(Exercise inputs Opens)

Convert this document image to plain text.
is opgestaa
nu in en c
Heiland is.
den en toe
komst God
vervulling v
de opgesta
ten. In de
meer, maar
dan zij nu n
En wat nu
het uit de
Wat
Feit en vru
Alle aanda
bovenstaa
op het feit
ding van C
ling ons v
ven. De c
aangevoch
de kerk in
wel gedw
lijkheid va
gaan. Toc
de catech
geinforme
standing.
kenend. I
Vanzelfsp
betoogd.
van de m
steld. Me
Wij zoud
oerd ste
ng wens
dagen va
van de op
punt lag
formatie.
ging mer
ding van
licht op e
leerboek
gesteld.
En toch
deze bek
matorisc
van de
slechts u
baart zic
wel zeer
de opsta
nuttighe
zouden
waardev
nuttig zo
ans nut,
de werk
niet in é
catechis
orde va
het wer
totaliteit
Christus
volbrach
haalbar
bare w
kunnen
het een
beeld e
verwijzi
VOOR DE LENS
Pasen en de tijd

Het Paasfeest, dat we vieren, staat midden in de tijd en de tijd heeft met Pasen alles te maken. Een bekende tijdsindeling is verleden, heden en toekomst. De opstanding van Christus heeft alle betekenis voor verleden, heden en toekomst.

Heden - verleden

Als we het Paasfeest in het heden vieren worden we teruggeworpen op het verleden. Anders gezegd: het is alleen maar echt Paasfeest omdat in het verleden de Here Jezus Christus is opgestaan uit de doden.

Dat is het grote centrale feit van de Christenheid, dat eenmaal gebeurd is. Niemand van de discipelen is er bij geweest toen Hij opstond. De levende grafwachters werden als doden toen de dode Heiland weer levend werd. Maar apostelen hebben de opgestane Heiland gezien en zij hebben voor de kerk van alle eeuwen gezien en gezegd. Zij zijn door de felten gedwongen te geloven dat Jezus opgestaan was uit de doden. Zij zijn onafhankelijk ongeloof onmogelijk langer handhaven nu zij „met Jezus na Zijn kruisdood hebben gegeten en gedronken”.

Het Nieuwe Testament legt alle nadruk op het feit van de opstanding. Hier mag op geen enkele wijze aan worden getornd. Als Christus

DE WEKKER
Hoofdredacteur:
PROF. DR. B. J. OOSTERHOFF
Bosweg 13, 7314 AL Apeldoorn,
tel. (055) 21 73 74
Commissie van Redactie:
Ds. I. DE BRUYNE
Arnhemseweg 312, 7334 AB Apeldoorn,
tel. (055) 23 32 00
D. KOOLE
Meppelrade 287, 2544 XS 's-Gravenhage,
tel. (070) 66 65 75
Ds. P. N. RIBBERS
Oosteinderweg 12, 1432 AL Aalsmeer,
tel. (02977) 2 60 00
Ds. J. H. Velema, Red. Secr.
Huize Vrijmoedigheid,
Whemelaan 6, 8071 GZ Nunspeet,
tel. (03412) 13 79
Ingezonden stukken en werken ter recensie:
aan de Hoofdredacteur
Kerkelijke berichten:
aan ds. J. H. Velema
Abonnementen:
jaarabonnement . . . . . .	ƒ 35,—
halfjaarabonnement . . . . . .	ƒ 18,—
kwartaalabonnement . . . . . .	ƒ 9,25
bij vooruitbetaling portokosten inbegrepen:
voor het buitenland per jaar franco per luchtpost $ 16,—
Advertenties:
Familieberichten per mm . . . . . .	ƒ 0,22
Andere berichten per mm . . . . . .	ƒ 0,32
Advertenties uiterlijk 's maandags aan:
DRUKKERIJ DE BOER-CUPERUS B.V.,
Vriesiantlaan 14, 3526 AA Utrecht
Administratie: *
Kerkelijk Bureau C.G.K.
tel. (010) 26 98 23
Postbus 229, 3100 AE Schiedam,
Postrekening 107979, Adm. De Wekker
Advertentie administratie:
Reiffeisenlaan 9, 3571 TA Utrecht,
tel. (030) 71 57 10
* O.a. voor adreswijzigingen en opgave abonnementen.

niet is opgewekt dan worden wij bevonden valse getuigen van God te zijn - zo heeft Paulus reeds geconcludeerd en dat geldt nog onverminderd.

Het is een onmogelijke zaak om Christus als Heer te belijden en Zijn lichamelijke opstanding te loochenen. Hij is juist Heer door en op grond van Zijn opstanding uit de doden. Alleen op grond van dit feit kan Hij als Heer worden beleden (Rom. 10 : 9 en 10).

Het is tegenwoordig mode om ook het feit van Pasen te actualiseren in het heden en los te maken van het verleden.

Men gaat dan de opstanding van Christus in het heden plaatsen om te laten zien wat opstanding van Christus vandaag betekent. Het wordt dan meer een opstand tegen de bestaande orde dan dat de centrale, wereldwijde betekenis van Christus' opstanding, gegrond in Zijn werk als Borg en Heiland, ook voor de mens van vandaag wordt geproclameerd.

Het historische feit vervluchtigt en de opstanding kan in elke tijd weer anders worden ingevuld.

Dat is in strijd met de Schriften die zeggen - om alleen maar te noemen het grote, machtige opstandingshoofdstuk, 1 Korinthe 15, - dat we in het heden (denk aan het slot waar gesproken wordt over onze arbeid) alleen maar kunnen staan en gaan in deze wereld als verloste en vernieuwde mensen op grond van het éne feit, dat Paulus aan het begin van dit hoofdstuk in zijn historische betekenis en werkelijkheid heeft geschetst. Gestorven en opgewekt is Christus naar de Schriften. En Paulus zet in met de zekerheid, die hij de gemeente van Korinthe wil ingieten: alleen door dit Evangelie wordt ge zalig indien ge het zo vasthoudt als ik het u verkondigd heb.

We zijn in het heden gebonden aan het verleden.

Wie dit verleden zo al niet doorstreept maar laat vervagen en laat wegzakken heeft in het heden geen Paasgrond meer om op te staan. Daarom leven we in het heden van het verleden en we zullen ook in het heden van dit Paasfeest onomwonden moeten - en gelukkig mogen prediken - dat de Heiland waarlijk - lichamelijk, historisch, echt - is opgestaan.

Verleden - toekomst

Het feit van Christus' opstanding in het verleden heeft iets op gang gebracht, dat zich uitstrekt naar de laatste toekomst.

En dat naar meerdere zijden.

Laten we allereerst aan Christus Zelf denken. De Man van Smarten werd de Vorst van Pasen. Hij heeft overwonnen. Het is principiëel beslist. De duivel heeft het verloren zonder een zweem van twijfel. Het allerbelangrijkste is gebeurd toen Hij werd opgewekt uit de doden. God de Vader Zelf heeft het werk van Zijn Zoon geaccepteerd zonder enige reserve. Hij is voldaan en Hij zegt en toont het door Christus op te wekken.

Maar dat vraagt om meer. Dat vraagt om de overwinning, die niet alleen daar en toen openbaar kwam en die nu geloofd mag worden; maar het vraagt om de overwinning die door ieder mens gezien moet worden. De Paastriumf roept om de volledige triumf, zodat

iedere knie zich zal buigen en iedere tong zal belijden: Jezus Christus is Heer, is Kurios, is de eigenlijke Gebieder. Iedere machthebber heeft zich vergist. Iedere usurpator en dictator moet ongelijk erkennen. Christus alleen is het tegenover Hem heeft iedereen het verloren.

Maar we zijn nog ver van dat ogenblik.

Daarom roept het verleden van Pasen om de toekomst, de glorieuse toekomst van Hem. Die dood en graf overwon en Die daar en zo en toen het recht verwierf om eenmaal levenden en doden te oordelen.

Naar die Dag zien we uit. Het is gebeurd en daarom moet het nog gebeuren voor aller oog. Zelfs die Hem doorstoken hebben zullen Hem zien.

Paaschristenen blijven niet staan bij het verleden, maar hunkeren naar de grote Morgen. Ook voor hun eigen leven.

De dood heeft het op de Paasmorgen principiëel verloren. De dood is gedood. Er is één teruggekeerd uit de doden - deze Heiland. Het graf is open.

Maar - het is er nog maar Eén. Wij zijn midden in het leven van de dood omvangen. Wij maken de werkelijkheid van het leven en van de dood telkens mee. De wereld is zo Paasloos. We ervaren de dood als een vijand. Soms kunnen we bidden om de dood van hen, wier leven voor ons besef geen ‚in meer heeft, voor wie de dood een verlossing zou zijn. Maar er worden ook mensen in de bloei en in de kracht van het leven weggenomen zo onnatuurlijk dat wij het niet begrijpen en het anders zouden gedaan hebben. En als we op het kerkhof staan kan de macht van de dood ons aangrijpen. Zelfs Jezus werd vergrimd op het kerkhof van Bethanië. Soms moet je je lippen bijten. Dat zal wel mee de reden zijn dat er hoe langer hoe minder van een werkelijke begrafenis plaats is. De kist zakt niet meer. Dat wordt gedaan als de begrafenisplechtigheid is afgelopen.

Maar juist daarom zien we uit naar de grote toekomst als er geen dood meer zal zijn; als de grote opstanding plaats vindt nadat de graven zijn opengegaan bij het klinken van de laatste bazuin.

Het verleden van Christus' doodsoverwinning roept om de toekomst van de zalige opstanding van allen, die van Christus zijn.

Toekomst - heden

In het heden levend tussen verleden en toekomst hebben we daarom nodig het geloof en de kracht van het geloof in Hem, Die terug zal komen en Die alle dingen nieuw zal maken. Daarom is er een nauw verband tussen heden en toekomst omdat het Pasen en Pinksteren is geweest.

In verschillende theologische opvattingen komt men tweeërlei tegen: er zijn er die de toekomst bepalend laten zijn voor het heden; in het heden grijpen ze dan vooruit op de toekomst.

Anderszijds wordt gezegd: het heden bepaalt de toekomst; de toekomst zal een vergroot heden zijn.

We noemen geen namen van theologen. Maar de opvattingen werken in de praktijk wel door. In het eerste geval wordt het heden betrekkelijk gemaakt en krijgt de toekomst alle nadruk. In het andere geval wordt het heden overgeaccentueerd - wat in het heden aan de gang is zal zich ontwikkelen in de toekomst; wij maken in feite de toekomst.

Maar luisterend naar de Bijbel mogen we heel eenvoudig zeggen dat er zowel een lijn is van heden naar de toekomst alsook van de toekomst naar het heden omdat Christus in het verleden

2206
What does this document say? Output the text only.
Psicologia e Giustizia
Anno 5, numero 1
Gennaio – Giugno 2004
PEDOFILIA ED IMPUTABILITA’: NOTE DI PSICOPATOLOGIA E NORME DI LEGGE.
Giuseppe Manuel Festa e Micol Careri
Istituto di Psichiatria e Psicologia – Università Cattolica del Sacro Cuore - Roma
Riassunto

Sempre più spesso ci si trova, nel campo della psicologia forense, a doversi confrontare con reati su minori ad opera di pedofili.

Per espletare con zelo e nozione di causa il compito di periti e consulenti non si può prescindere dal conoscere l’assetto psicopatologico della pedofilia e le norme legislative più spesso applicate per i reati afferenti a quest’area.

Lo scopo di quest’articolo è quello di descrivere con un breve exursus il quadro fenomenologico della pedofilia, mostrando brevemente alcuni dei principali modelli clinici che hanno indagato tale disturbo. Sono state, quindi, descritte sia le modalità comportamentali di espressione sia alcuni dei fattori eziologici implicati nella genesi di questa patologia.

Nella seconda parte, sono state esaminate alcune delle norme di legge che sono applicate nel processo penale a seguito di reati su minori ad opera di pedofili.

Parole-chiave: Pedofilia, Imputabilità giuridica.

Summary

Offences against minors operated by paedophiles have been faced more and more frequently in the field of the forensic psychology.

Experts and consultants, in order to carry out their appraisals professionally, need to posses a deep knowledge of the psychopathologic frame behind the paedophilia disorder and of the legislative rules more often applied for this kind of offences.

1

(Exercise inputs Closes)

* What this task involves
Where does the string "minori" appear in the records? Copy every line that holds it.

* Output
Sempre più spesso ci si trova, nel campo della psicologia forense, a doversi confrontare con reati su minori ad opera di pedofili.
Nella seconda parte, sono state esaminate alcune delle norme di legge che sono applicate nel processo penale a seguito di reati su minori ad opera di pedofili.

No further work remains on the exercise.